▶ REQUIREMENT
Lay out the entries from the very first line through the line that contains "x-tick-label-2017: 2017 [411,490,442,504]", inclusive, as a JSON list of strings with one string per line and blank lines left out.
** Start of STORED DATA **
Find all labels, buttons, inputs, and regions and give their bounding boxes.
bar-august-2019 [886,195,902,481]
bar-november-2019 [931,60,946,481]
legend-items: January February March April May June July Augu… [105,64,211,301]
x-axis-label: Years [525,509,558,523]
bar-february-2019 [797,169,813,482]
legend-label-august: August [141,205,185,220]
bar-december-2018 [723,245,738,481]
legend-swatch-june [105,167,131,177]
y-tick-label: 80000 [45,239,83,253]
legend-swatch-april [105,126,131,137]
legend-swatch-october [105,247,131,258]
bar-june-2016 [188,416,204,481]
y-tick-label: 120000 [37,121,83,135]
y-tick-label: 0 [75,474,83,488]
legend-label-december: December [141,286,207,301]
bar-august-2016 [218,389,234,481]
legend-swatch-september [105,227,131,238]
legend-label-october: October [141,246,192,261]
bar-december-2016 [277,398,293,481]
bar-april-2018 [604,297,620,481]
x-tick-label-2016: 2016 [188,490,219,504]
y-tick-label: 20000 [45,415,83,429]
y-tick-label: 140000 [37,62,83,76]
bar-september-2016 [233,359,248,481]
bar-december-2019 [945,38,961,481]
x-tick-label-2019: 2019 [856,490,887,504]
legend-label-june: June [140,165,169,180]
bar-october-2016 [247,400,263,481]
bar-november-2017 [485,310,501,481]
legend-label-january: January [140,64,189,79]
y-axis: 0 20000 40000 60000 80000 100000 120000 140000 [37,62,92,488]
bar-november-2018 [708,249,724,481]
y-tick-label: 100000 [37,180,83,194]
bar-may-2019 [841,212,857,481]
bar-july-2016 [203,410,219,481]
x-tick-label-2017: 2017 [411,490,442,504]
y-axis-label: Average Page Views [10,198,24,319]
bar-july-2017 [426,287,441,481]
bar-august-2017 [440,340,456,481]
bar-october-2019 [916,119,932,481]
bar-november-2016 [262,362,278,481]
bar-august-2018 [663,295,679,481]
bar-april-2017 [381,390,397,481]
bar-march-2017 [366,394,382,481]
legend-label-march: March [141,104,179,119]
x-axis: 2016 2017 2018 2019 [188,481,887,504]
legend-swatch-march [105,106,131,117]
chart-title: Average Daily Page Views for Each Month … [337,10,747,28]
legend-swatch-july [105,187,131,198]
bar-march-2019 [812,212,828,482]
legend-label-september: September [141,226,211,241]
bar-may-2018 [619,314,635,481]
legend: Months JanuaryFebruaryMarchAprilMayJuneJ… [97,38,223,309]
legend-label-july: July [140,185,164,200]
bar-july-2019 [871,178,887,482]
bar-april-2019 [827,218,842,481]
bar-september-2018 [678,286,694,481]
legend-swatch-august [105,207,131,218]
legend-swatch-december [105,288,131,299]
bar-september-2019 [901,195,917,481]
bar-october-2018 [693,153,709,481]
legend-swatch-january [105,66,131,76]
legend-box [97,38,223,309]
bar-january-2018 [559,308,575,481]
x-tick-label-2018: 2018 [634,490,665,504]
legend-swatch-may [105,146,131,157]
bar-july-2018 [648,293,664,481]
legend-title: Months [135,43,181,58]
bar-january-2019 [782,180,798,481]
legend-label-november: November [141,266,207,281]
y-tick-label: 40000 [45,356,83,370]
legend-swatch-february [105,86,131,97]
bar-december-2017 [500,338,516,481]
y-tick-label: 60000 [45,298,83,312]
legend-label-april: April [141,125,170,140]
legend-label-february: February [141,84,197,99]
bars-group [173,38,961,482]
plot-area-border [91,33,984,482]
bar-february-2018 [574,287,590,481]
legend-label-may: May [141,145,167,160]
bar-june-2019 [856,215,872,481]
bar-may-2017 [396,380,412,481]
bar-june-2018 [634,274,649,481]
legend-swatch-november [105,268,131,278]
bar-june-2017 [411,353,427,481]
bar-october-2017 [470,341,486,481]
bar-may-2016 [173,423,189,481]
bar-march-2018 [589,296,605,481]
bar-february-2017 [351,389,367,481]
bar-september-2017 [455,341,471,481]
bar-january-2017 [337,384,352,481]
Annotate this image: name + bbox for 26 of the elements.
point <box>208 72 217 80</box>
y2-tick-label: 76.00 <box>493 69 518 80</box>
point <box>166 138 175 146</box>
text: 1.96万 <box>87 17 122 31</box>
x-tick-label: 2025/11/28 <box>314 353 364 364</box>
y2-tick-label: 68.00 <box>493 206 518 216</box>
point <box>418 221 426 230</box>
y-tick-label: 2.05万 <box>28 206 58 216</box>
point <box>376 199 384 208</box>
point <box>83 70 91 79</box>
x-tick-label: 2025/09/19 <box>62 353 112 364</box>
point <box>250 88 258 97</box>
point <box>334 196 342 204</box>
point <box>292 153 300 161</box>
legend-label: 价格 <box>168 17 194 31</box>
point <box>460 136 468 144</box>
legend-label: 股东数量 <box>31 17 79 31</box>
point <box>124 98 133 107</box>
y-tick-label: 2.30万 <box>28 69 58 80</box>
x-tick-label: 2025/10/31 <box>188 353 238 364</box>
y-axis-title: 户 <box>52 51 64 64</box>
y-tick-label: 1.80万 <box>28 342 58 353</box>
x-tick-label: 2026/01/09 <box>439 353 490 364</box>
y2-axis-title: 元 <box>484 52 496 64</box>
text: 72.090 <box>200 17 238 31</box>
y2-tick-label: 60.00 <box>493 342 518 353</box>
** End of STORED DATA **
▶ CORRECT OUTPUT
[
  "Find all labels, buttons, inputs, and regions and give their bounding boxes.",
  "bar-august-2019 [886,195,902,481]",
  "bar-november-2019 [931,60,946,481]",
  "legend-items: January February March April May June July Augu… [105,64,211,301]",
  "x-axis-label: Years [525,509,558,523]",
  "bar-february-2019 [797,169,813,482]",
  "legend-label-august: August [141,205,185,220]",
  "bar-december-2018 [723,245,738,481]",
  "legend-swatch-june [105,167,131,177]",
  "y-tick-label: 80000 [45,239,83,253]",
  "legend-swatch-april [105,126,131,137]",
  "legend-swatch-october [105,247,131,258]",
  "bar-june-2016 [188,416,204,481]",
  "y-tick-label: 120000 [37,121,83,135]",
  "y-tick-label: 0 [75,474,83,488]",
  "legend-label-december: December [141,286,207,301]",
  "bar-august-2016 [218,389,234,481]",
  "legend-swatch-september [105,227,131,238]",
  "legend-label-october: October [141,246,192,261]",
  "bar-december-2016 [277,398,293,481]",
  "bar-april-2018 [604,297,620,481]",
  "x-tick-label-2016: 2016 [188,490,219,504]",
  "y-tick-label: 20000 [45,415,83,429]",
  "y-tick-label: 140000 [37,62,83,76]",
  "bar-september-2016 [233,359,248,481]",
  "bar-december-2019 [945,38,961,481]",
  "x-tick-label-2019: 2019 [856,490,887,504]",
  "legend-label-june: June [140,165,169,180]",
  "bar-october-2016 [247,400,263,481]",
  "bar-november-2017 [485,310,501,481]",
  "legend-label-january: January [140,64,189,79]",
  "y-axis: 0 20000 40000 60000 80000 100000 120000 140000 [37,62,92,488]",
  "bar-november-2018 [708,249,724,481]",
  "y-tick-label: 100000 [37,180,83,194]",
  "bar-may-2019 [841,212,857,481]",
  "bar-july-2016 [203,410,219,481]",
  "x-tick-label-2017: 2017 [411,490,442,504]"
]